À faire —
Réécrivez sous forme de liste le paragraphe du texte qui débute par « La “rapture” (l’Enlèvement) désigne ». Conservez-en les faits principaux.

Les racines : du dispensationalisme à la culture populaire

La « rapture » (l’Enlèvement) désigne, dans certains milieux évangéliques dispensationalistes, l’idée que Jésus enlèvera soudainement les croyants pour les rencontrer « dans les airs » (1 Th 4,16-17 ; 1 Co 15,51-52), avant une période de tribulations. Doctrine récente à l’échelle de l’histoire chrétienne (XIXᵉ siècle), elle a été systématisée par John Nelson Darby, diffusée par la Scofield Reference Bible, puis popularisée par des best-sellers (Hal Lindsey) et la série Left Behind. Elle n’est pas partagée par l’Église catholique, l’orthodoxie ni une large part du protestantisme historique, qui rappellent en outre l’interdit de « dater » les événements (Mt 24,36). Même chez ses partisans, les versions divergent (pré-, mi-, post-tribulation) et les tentatives de datation reviennent périodiquement… pour être régulièrement démenties.

Données —
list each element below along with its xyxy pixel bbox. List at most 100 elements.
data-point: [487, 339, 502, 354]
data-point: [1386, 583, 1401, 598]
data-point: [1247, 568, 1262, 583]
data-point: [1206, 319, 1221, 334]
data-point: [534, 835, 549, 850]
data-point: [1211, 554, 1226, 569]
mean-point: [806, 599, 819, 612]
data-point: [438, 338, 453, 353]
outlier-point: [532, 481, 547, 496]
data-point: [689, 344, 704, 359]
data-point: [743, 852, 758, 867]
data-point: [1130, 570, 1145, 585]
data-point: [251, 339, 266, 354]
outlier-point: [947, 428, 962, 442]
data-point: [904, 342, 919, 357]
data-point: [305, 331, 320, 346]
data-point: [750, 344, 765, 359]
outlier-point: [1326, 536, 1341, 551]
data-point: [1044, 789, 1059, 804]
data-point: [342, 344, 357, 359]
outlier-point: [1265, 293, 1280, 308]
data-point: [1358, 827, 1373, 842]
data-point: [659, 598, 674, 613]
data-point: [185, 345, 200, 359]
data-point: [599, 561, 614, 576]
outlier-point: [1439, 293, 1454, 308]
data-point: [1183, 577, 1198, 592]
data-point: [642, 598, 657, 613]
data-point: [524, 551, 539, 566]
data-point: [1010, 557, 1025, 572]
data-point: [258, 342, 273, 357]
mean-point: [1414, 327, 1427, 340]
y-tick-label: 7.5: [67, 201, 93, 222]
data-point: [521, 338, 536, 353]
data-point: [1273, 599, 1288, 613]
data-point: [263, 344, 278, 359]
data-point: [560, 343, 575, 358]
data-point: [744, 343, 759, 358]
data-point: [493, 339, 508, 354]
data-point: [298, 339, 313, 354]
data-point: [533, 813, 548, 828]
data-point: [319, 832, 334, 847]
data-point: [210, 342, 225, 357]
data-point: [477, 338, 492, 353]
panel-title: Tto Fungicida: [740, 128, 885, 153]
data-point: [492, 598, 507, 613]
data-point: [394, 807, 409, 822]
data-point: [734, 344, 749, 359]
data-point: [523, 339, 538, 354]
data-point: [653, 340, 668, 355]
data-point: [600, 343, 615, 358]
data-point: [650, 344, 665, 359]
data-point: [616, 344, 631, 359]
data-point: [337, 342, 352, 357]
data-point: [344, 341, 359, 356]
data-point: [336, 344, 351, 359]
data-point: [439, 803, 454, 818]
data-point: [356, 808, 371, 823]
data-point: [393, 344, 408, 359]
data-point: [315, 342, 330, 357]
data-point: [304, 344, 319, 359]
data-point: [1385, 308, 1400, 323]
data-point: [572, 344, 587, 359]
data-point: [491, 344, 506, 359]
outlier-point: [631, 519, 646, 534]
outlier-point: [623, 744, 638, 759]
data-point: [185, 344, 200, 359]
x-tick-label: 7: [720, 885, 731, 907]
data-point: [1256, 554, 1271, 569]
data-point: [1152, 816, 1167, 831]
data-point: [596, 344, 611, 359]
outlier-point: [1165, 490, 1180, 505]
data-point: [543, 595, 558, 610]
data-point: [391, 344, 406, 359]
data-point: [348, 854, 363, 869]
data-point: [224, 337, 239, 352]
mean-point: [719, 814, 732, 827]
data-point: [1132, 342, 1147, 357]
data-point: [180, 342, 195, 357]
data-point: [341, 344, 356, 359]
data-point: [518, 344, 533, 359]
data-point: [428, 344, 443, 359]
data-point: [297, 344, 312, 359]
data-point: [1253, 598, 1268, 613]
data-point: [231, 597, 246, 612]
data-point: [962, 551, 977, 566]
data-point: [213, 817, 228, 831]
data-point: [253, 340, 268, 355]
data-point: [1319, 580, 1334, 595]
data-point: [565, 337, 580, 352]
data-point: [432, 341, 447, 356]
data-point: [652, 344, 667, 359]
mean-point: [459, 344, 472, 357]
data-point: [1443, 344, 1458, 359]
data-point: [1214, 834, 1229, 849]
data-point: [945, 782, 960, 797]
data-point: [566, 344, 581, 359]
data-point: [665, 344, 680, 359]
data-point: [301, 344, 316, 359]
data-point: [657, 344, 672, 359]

Corrigé —
- Définition : dans certains milieux évangéliques dispensationalistes, croyance selon laquelle Jésus enlèvera soudainement les croyants pour les rencontrer « dans les airs » (1 Th 4,16-17 ; 1 Co 15,51-52), avant une période de tribulations.
- Origine récente (XIXᵉ siècle) : doctrine systématisée par John Nelson Darby, diffusée par la Scofield Reference Bible, puis popularisée par des best-sellers (Hal Lindsey) et la série Left Behind.
- Rejet : l’Église catholique, l’orthodoxie et une large part du protestantisme historique ne la partagent pas. Elles rappellent l’interdit de « dater » les événements (Mt 24,36).
- Divergences entre partisans : versions pré-, mi- et post-tribulation.
- Datations : des tentatives reviennent périodiquement et sont régulièrement démenties.